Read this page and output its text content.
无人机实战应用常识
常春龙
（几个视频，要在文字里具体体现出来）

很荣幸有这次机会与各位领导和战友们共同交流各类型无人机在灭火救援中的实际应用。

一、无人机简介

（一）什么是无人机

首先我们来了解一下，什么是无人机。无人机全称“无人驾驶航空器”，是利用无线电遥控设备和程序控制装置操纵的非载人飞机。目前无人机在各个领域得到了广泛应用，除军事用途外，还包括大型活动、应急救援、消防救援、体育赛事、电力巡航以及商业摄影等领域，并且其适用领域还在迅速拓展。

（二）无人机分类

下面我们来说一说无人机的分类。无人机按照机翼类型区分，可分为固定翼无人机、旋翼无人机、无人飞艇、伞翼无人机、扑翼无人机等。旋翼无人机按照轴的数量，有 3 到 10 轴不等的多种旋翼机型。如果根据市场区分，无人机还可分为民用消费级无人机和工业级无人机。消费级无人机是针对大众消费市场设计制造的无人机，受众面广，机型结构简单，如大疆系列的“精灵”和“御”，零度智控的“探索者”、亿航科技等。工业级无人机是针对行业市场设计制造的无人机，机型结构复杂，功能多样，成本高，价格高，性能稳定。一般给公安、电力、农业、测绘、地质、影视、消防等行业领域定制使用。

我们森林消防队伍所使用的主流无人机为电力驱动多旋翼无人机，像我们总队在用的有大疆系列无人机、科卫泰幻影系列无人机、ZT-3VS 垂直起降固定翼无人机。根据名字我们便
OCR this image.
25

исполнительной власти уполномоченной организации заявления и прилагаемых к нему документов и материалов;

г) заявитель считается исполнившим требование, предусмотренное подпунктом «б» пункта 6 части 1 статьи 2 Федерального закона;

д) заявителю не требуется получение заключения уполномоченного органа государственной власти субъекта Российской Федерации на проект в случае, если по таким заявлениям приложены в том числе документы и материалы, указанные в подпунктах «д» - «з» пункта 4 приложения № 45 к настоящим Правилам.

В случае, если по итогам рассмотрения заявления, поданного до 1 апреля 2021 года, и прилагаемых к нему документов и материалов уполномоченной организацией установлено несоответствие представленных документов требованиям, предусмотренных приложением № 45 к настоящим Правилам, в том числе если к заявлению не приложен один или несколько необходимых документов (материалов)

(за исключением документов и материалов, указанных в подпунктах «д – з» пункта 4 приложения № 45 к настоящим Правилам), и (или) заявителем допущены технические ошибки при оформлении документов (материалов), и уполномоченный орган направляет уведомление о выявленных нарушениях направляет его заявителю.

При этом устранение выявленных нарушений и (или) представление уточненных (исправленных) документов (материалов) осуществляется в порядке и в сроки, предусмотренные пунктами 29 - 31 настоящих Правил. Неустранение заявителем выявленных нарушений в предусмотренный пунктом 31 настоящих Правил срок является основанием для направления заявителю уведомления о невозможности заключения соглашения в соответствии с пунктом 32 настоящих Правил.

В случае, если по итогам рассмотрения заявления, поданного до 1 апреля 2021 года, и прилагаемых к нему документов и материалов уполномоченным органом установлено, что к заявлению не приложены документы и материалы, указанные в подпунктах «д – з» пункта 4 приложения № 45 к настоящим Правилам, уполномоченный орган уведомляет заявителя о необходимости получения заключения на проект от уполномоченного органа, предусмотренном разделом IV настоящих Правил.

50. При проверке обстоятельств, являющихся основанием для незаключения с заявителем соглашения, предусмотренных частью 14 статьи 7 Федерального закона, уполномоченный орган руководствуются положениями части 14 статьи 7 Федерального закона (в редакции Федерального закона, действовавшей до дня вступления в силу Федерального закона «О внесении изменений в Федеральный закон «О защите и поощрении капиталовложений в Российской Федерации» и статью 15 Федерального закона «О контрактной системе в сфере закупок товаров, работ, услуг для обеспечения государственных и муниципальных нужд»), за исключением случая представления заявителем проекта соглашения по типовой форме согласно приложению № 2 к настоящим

□ □ □ □

* What this task involves: Reproduce every entry shown above, precisely as it stands.

* Output for this exercise:
Read this page and output its text content.
无人机实战应用常识
常春龙
（几个视频，要在文字里具体体现出来）

很荣幸有这次机会与各位领导和战友们共同交流各类型无人机在灭火救援中的实际应用。

一、无人机简介

（一）什么是无人机

首先我们来了解一下，什么是无人机。无人机全称“无人驾驶航空器”，是利用无线电遥控设备和程序控制装置操纵的非载人飞机。目前无人机在各个领域得到了广泛应用，除军事用途外，还包括大型活动、应急救援、消防救援、体育赛事、电力巡航以及商业摄影等领域，并且其适用领域还在迅速拓展。

（二）无人机分类

下面我们来说一说无人机的分类。无人机按照机翼类型区分，可分为固定翼无人机、旋翼无人机、无人飞艇、伞翼无人机、扑翼无人机等。旋翼无人机按照轴的数量，有 3 到 10 轴不等的多种旋翼机型。如果根据市场区分，无人机还可分为民用消费级无人机和工业级无人机。消费级无人机是针对大众消费市场设计制造的无人机，受众面广，机型结构简单，如大疆系列的“精灵”和“御”，零度智控的“探索者”、亿航科技等。工业级无人机是针对行业市场设计制造的无人机，机型结构复杂，功能多样，成本高，价格高，性能稳定。一般给公安、电力、农业、测绘、地质、影视、消防等行业领域定制使用。

我们森林消防队伍所使用的主流无人机为电力驱动多旋翼无人机，像我们总队在用的有大疆系列无人机、科卫泰幻影系列无人机、ZT-3VS 垂直起降固定翼无人机。根据名字我们便
OCR this image.
25

исполнительной власти уполномоченной организации заявления и прилагаемых к нему документов и материалов;

г) заявитель считается исполнившим требование, предусмотренное подпунктом «б» пункта 6 части 1 статьи 2 Федерального закона;

д) заявителю не требуется получение заключения уполномоченного органа государственной власти субъекта Российской Федерации на проект в случае, если по таким заявлениям приложены в том числе документы и материалы, указанные в подпунктах «д» - «з» пункта 4 приложения № 45 к настоящим Правилам.

В случае, если по итогам рассмотрения заявления, поданного до 1 апреля 2021 года, и прилагаемых к нему документов и материалов уполномоченной организацией установлено несоответствие представленных документов требованиям, предусмотренных приложением № 45 к настоящим Правилам, в том числе если к заявлению не приложен один или несколько необходимых документов (материалов)

(за исключением документов и материалов, указанных в подпунктах «д – з» пункта 4 приложения № 45 к настоящим Правилам), и (или) заявителем допущены технические ошибки при оформлении документов (материалов), и уполномоченный орган направляет уведомление о выявленных нарушениях направляет его заявителю.

При этом устранение выявленных нарушений и (или) представление уточненных (исправленных) документов (материалов) осуществляется в порядке и в сроки, предусмотренные пунктами 29 - 31 настоящих Правил. Неустранение заявителем выявленных нарушений в предусмотренный пунктом 31 настоящих Правил срок является основанием для направления заявителю уведомления о невозможности заключения соглашения в соответствии с пунктом 32 настоящих Правил.

В случае, если по итогам рассмотрения заявления, поданного до 1 апреля 2021 года, и прилагаемых к нему документов и материалов уполномоченным органом установлено, что к заявлению не приложены документы и материалы, указанные в подпунктах «д – з» пункта 4 приложения № 45 к настоящим Правилам, уполномоченный орган уведомляет заявителя о необходимости получения заключения на проект от уполномоченного органа, предусмотренном разделом IV настоящих Правил.

50. При проверке обстоятельств, являющихся основанием для незаключения с заявителем соглашения, предусмотренных частью 14 статьи 7 Федерального закона, уполномоченный орган руководствуются положениями части 14 статьи 7 Федерального закона (в редакции Федерального закона, действовавшей до дня вступления в силу Федерального закона «О внесении изменений в Федеральный закон «О защите и поощрении капиталовложений в Российской Федерации» и статью 15 Федерального закона «О контрактной системе в сфере закупок товаров, работ, услуг для обеспечения государственных и муниципальных нужд»), за исключением случая представления заявителем проекта соглашения по типовой форме согласно приложению № 2 к настоящим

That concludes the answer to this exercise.